▶ **Description of the task**:
Please give the listing again, word for word, with nothing left out.

--- --- ---

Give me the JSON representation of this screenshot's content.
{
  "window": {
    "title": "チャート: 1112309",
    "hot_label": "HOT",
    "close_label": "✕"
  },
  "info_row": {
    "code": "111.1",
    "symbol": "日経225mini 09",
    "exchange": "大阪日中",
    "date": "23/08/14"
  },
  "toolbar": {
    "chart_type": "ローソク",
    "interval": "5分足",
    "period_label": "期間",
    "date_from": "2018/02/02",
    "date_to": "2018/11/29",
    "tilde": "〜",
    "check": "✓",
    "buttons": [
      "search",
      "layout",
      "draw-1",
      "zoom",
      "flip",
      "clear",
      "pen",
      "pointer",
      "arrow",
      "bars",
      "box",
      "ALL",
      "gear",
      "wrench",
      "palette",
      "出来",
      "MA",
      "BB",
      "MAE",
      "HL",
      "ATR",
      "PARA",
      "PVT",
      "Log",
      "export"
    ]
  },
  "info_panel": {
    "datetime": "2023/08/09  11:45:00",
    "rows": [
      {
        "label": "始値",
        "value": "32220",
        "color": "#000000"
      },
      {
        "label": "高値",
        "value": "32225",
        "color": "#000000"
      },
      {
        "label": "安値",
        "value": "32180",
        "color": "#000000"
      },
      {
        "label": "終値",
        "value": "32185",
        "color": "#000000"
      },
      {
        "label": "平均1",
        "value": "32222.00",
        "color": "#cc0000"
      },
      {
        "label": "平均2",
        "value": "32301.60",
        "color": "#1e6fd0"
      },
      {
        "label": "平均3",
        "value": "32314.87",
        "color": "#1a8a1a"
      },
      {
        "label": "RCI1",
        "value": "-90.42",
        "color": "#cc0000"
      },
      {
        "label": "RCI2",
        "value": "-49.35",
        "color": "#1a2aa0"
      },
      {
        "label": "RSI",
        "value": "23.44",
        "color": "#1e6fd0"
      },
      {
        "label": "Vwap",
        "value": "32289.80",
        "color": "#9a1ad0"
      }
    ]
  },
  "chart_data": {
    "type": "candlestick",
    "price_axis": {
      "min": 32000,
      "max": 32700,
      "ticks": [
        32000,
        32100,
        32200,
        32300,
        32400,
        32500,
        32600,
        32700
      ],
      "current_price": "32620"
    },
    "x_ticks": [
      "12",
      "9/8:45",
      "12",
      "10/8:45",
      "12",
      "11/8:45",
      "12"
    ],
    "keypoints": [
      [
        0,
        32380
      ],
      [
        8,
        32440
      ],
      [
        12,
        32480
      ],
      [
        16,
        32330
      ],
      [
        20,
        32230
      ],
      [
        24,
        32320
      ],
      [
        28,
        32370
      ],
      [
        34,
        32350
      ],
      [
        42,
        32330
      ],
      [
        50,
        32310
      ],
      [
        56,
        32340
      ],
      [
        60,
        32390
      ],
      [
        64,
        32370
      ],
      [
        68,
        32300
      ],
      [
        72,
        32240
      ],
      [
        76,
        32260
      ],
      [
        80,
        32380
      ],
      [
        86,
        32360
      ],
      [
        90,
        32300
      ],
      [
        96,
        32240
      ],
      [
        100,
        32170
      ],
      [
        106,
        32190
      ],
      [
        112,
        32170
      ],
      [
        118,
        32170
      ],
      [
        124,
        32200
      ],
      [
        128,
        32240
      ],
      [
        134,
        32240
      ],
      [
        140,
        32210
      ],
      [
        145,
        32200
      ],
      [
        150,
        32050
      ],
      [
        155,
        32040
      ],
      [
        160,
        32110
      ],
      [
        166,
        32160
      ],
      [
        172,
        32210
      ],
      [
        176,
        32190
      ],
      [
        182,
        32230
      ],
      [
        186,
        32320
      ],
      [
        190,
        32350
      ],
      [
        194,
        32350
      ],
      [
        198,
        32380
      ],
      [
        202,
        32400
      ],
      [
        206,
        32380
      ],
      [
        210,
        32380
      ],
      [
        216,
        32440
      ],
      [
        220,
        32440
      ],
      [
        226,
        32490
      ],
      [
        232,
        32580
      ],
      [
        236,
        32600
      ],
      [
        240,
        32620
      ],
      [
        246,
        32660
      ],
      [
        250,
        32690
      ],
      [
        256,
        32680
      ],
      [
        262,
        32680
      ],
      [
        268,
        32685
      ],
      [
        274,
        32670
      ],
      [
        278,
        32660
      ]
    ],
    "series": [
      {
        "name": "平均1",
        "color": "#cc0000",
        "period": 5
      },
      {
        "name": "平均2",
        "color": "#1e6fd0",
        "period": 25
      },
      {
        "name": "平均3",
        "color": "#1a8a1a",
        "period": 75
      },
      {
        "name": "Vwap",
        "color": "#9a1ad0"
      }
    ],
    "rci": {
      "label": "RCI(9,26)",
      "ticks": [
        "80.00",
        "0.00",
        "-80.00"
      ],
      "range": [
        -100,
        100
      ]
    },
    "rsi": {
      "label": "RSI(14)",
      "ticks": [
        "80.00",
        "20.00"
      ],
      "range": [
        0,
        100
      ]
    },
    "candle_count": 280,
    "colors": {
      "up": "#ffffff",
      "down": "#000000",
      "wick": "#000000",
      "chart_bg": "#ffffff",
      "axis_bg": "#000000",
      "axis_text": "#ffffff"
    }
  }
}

--- --- ---

▶ **Answer to this exercise**:
Give me the JSON representation of this screenshot's content.
{
  "window": {
    "title": "チャート: 1112309",
    "hot_label": "HOT",
    "close_label": "✕"
  },
  "info_row": {
    "code": "111.1",
    "symbol": "日経225mini 09",
    "exchange": "大阪日中",
    "date": "23/08/14"
  },
  "toolbar": {
    "chart_type": "ローソク",
    "interval": "5分足",
    "period_label": "期間",
    "date_from": "2018/02/02",
    "date_to": "2018/11/29",
    "tilde": "〜",
    "check": "✓",
    "buttons": [
      "search",
      "layout",
      "draw-1",
      "zoom",
      "flip",
      "clear",
      "pen",
      "pointer",
      "arrow",
      "bars",
      "box",
      "ALL",
      "gear",
      "wrench",
      "palette",
      "出来",
      "MA",
      "BB",
      "MAE",
      "HL",
      "ATR",
      "PARA",
      "PVT",
      "Log",
      "export"
    ]
  },
  "info_panel": {
    "datetime": "2023/08/09  11:45:00",
    "rows": [
      {
        "label": "始値",
        "value": "32220",
        "color": "#000000"
      },
      {
        "label": "高値",
        "value": "32225",
        "color": "#000000"
      },
      {
        "label": "安値",
        "value": "32180",
        "color": "#000000"
      },
      {
        "label": "終値",
        "value": "32185",
        "color": "#000000"
      },
      {
        "label": "平均1",
        "value": "32222.00",
        "color": "#cc0000"
      },
      {
        "label": "平均2",
        "value": "32301.60",
        "color": "#1e6fd0"
      },
      {
        "label": "平均3",
        "value": "32314.87",
        "color": "#1a8a1a"
      },
      {
        "label": "RCI1",
        "value": "-90.42",
        "color": "#cc0000"
      },
      {
        "label": "RCI2",
        "value": "-49.35",
        "color": "#1a2aa0"
      },
      {
        "label": "RSI",
        "value": "23.44",
        "color": "#1e6fd0"
      },
      {
        "label": "Vwap",
        "value": "32289.80",
        "color": "#9a1ad0"
      }
    ]
  },
  "chart_data": {
    "type": "candlestick",
    "price_axis": {
      "min": 32000,
      "max": 32700,
      "ticks": [
        32000,
        32100,
        32200,
        32300,
        32400,
        32500,
        32600,
        32700
      ],
      "current_price": "32620"
    },
    "x_ticks": [
      "12",
      "9/8:45",
      "12",
      "10/8:45",
      "12",
      "11/8:45",
      "12"
    ],
    "keypoints": [
      [
        0,
        32380
      ],
      [
        8,
        32440
      ],
      [
        12,
        32480
      ],
      [
        16,
        32330
      ],
      [
        20,
        32230
      ],
      [
        24,
        32320
      ],
      [
        28,
        32370
      ],
      [
        34,
        32350
      ],
      [
        42,
        32330
      ],
      [
        50,
        32310
      ],
      [
        56,
        32340
      ],
      [
        60,
        32390
      ],
      [
        64,
        32370
      ],
      [
        68,
        32300
      ],
      [
        72,
        32240
      ],
      [
        76,
        32260
      ],
      [
        80,
        32380
      ],
      [
        86,
        32360
      ],
      [
        90,
        32300
      ],
      [
        96,
        32240
      ],
      [
        100,
        32170
      ],
      [
        106,
        32190
      ],
      [
        112,
        32170
      ],
      [
        118,
        32170
      ],
      [
        124,
        32200
      ],
      [
        128,
        32240
      ],
      [
        134,
        32240
      ],
      [
        140,
        32210
      ],
      [
        145,
        32200
      ],
      [
        150,
        32050
      ],
      [
        155,
        32040
      ],
      [
        160,
        32110
      ],
      [
        166,
        32160
      ],
      [
        172,
        32210
      ],
      [
        176,
        32190
      ],
      [
        182,
        32230
      ],
      [
        186,
        32320
      ],
      [
        190,
        32350
      ],
      [
        194,
        32350
      ],
      [
        198,
        32380
      ],
      [
        202,
        32400
      ],
      [
        206,
        32380
      ],
      [
        210,
        32380
      ],
      [
        216,
        32440
      ],
      [
        220,
        32440
      ],
      [
        226,
        32490
      ],
      [
        232,
        32580
      ],
      [
        236,
        32600
      ],
      [
        240,
        32620
      ],
      [
        246,
        32660
      ],
      [
        250,
        32690
      ],
      [
        256,
        32680
      ],
      [
        262,
        32680
      ],
      [
        268,
        32685
      ],
      [
        274,
        32670
      ],
      [
        278,
        32660
      ]
    ],
    "series": [
      {
        "name": "平均1",
        "color": "#cc0000",
        "period": 5
      },
      {
        "name": "平均2",
        "color": "#1e6fd0",
        "period": 25
      },
      {
        "name": "平均3",
        "color": "#1a8a1a",
        "period": 75
      },
      {
        "name": "Vwap",
        "color": "#9a1ad0"
      }
    ],
    "rci": {
      "label": "RCI(9,26)",
      "ticks": [
        "80.00",
        "0.00",
        "-80.00"
      ],
      "range": [
        -100,
        100
      ]
    },
    "rsi": {
      "label": "RSI(14)",
      "ticks": [
        "80.00",
        "20.00"
      ],
      "range": [
        0,
        100
      ]
    },
    "candle_count": 280,
    "colors": {
      "up": "#ffffff",
      "down": "#000000",
      "wick": "#000000",
      "chart_bg": "#ffffff",
      "axis_bg": "#000000",
      "axis_text": "#ffffff"
    }
  }
}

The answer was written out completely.